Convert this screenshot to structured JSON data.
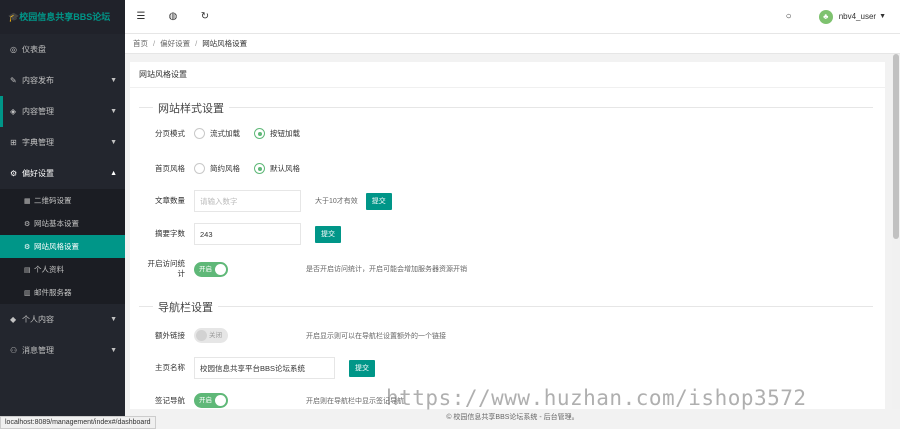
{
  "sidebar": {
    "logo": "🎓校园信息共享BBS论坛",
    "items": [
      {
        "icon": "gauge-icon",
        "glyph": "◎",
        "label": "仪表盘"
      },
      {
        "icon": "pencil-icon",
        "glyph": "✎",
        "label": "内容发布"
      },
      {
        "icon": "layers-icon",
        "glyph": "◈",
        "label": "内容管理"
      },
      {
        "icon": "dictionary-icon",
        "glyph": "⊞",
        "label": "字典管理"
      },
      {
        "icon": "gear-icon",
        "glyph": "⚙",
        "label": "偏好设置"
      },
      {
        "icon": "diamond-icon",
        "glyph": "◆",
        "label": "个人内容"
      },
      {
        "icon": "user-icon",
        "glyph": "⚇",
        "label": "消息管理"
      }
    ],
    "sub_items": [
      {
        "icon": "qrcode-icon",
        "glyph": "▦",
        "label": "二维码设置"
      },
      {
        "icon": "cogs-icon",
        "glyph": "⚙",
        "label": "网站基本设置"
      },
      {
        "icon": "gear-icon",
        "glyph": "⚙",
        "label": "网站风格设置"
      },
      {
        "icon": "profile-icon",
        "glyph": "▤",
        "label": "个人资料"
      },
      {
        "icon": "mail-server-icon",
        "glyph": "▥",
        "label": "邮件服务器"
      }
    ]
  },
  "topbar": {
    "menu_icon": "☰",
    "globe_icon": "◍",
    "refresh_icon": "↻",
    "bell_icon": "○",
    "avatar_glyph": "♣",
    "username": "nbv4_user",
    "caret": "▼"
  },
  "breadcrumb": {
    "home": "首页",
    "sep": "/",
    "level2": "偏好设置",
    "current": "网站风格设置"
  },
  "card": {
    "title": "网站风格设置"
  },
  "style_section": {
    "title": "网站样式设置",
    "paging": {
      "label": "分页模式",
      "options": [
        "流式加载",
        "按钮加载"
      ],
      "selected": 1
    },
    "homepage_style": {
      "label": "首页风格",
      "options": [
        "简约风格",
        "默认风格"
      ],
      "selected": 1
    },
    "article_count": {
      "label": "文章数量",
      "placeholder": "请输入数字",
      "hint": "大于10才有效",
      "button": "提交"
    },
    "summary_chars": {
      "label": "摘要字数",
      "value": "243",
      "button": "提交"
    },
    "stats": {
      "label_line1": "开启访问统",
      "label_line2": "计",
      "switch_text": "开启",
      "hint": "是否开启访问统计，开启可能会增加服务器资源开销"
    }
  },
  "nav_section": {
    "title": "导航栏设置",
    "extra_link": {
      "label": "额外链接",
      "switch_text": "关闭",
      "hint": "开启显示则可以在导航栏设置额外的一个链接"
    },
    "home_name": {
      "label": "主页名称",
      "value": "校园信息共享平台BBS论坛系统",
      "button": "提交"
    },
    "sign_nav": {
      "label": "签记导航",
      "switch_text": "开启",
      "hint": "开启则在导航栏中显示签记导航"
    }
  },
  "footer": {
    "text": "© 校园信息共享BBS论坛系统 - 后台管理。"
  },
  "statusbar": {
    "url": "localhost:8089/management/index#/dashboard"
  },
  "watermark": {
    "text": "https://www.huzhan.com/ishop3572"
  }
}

----

* [Problem details]
Identify each line in the records above that contains the word "hint", and copy it out in full.

* [Solution to this exercise]
      "hint": "大于10才有效",
      "hint": "是否开启访问统计，开启可能会增加服务器资源开销"
      "hint": "开启显示则可以在导航栏设置额外的一个链接"
      "hint": "开启则在导航栏中显示签记导航"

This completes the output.